START

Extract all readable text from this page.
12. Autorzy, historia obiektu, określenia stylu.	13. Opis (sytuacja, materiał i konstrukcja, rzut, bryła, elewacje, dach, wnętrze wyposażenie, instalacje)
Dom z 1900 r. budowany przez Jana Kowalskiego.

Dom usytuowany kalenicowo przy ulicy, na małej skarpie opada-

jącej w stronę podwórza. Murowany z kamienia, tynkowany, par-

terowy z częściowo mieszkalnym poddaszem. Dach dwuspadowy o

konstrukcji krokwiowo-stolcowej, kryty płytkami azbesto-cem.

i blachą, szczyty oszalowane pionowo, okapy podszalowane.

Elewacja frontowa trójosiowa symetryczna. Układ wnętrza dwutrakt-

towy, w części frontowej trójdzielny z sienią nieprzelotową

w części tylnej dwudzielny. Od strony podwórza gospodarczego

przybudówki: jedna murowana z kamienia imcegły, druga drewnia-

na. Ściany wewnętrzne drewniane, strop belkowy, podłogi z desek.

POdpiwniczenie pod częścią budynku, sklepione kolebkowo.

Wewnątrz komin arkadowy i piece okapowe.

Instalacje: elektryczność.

END

**EXERCISE PROMPT**
Restate the whole listing exactly.

**RESPONSE FOR THIS EXERCISE**
Extract all readable text from this page.
12. Autorzy, historia obiektu, określenia stylu.	13. Opis (sytuacja, materiał i konstrukcja, rzut, bryła, elewacje, dach, wnętrze wyposażenie, instalacje)
Dom z 1900 r. budowany przez Jana Kowalskiego.

Dom usytuowany kalenicowo przy ulicy, na małej skarpie opada-

jącej w stronę podwórza. Murowany z kamienia, tynkowany, par-

terowy z częściowo mieszkalnym poddaszem. Dach dwuspadowy o

konstrukcji krokwiowo-stolcowej, kryty płytkami azbesto-cem.

i blachą, szczyty oszalowane pionowo, okapy podszalowane.

Elewacja frontowa trójosiowa symetryczna. Układ wnętrza dwutrakt-

towy, w części frontowej trójdzielny z sienią nieprzelotową

w części tylnej dwudzielny. Od strony podwórza gospodarczego

przybudówki: jedna murowana z kamienia imcegły, druga drewnia-

na. Ściany wewnętrzne drewniane, strop belkowy, podłogi z desek.

POdpiwniczenie pod częścią budynku, sklepione kolebkowo.

Wewnątrz komin arkadowy i piece okapowe.

Instalacje: elektryczność.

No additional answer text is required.